> [Stated goal 1] List every person named in the coming article on marijuana consumption lounges.

> [Excerpted text]
The short answer? Yes, technically.
The long answer? It’s complicated.
“There’s no rush,” Clark County Commissioner Chris Giunchigliani said Friday.
The Nevada Legislature’s lawyers threw a curveball to local governments last week with a legal opinion saying nothing in the state law prohibits marijuana consumption lounges.
After months of following the guidance of the state in navigating the legalization process, local governments are poised to decide whether they want to move forward with something that no city in the nation has done — license and regulate social consumption lounges.
Not so fast
Although elected local officials have an appetite for cannabis clubs, even the most pro-pot lawmakers like Giunchigliani are pumping the brakes.
Giunchigliani said she initially opposed consumption lounges, but she’s seen the need for them since recreational marijuana sales started July 1.
Smoking in public is illegal, and all casinos have been told to ban it on their properties. Giunchigliani said tourists complain they have no place to smoke the drug they bought legally in Las Vegas.
“We’ve put people at risk of violating the law,” she said. “They’re gonna consume someplace.”
But Giunchigliani said that’s not enough reason to immediately license such lounges.
“We have to do this right,” she said.
North Las Vegas City Councilman Isaac Barron said “the time has come” for legalized pot lounges. But he said rushing blindly to open consumption lounges without due diligence “would be contrary to what we want to achieve in legalization.”
“There’s a lot of things we need to work out,” Barron said.
Moving slow in Denver
Denver is the only municipality that has legal consumption lounges on the books after voters in the city approved a ballot measure last November.
But seeing those lounges become a reality in the Mile-High City is still a ways off.
Denver started taking applications for what it calls social consumption permits last month, but officials told the local magazine Westword that it could take several months, at minimum, before those spots can open.
In Nevada, Clark County appears to be the most prepared entity to jump into the pot lounge arena, and county commissioners are poised to discuss the topic on Tuesday.
The county’s Green Ribbon Advisory Panel, which consists of marijuana, gaming and tourism industry leaders, has discussed the topic at length since March and has considered a one-year pilot program to start.
But not everyone is on board with the idea.
Tread carefully
Commissioner Susan Brager said she has too many unanswered questions about the implementation of the lounges to allow them to begin operating in Clark County.
Among other questions, Brager wanted to know who would be able to operate a lounge, where they could and could not be located, what kind of ventilation they would be required to have and where the marijuana products consumed inside them would come from.
Brager said she’d like the county to hold a town hall on the issue. Living up to its promise of being a gold standard for recreational marijuana would require input from citizens, she said.
“I think we’re moving too quickly still,” Brager said. “Once you open up the door, where does it go from there?”
Gov. Brian Sandoval also opposes pot lounges, and though local governments have all the say in whether to allow them, Sandoval’s reluctance could prompt trepidation.
Sandoval said having legal barlike locations for marijuana use could draw the ire of the U.S. Department of Justice and Attorney General Jeff Sessions — who many in the marijuana industry view as one of their top opponents.
“I think that this might invite more (federal) scrutiny with regard to the sale of recreational marijuana,” Sandoval said last week.
Giunchigliani said local governments should take the governor’s comments to heart.
“I’m not so much worried about being first,” she said. “We don’t want to do anything that puts a bull’s-eye on our heads.”

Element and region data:

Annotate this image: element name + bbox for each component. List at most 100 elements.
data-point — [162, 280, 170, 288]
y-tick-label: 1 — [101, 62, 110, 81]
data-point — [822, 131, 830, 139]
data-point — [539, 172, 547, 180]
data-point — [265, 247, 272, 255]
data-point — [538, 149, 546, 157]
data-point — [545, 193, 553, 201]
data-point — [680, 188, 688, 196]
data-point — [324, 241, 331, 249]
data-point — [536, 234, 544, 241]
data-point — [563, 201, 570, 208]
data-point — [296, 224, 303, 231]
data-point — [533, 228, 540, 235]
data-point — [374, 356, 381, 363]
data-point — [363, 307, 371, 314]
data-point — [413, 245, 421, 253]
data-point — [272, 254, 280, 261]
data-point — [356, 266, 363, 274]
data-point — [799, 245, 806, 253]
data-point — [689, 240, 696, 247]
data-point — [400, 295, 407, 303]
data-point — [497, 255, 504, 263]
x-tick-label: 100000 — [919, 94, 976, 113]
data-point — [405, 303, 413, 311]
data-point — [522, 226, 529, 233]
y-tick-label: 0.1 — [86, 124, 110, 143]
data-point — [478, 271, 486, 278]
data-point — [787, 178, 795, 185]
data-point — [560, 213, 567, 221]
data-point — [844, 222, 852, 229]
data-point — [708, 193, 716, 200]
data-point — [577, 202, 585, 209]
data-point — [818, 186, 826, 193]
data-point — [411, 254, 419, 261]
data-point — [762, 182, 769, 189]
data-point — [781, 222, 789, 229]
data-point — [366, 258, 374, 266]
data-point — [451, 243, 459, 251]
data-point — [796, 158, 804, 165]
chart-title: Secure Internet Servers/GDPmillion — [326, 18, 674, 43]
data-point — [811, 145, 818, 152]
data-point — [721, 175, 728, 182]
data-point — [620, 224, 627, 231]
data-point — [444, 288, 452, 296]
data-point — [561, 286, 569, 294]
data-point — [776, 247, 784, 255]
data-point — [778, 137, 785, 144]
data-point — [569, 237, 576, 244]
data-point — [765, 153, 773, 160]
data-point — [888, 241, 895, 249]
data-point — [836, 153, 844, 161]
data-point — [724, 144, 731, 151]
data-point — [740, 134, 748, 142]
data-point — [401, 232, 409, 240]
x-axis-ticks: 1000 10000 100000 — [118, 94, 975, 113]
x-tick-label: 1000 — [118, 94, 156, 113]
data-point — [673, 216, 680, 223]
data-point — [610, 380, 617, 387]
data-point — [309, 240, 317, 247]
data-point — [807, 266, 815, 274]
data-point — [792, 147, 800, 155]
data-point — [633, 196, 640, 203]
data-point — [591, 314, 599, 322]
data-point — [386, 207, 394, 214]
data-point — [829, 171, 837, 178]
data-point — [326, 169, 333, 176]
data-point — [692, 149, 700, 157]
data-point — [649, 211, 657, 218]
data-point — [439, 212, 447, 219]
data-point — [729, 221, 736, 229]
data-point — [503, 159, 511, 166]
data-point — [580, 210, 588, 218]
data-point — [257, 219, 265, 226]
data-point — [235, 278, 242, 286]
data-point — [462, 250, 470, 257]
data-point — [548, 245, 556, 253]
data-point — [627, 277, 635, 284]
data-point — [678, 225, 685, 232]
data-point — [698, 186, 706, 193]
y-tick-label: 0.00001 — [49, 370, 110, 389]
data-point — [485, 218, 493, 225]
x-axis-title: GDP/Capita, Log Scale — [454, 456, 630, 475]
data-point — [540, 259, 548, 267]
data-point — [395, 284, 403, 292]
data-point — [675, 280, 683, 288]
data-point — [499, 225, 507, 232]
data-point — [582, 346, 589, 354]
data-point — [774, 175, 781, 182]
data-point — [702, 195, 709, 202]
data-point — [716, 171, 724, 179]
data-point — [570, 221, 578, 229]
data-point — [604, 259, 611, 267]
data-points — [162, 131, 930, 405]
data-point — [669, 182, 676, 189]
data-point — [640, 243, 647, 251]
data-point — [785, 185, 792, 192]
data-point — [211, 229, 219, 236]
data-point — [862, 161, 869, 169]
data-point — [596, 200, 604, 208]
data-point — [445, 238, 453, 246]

> [Stated goal 2] Output the lines of the listing from its first line through the line holding "data-point — [538, 149, 546, 157]", inclusive.

> [Written solution 1]
Chris Giunchigliani
Isaac Barron
Susan Brager
Brian Sandoval
Jeff Sessions

> [Written solution 2]
Annotate this image: element name + bbox for each component. List at most 100 elements.
data-point — [162, 280, 170, 288]
y-tick-label: 1 — [101, 62, 110, 81]
data-point — [822, 131, 830, 139]
data-point — [539, 172, 547, 180]
data-point — [265, 247, 272, 255]
data-point — [538, 149, 546, 157]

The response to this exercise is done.